* start ENTRIES SUPPLIED *
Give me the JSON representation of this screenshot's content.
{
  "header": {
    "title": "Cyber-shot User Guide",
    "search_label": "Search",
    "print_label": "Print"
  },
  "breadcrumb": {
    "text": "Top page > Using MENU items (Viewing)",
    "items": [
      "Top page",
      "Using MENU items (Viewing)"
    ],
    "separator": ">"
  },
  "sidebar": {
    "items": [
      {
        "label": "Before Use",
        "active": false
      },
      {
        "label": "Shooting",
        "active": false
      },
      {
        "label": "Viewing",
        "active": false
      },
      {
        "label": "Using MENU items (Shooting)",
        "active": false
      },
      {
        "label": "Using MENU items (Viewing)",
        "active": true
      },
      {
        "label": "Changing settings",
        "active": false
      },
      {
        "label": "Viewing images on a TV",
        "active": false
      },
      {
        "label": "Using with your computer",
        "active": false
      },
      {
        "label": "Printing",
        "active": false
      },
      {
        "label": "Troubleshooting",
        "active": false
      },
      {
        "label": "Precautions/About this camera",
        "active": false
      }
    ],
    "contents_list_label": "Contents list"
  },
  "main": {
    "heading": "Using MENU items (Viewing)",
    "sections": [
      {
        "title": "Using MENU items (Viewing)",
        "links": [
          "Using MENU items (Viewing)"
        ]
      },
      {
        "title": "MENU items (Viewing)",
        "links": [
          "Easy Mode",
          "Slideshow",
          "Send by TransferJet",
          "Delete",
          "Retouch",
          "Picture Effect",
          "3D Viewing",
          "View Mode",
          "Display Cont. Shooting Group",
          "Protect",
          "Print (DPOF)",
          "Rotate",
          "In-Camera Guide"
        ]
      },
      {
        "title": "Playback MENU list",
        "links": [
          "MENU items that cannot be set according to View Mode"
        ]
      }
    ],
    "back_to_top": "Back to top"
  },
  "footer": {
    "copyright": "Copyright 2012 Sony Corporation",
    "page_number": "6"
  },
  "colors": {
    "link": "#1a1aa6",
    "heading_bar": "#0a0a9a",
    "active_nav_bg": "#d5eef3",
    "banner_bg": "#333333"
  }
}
* end ENTRIES SUPPLIED *
:: GIVEN EXERCISE ::
Report only how many lines in the listing contain the string "items".

:: THE ANSWER ::
11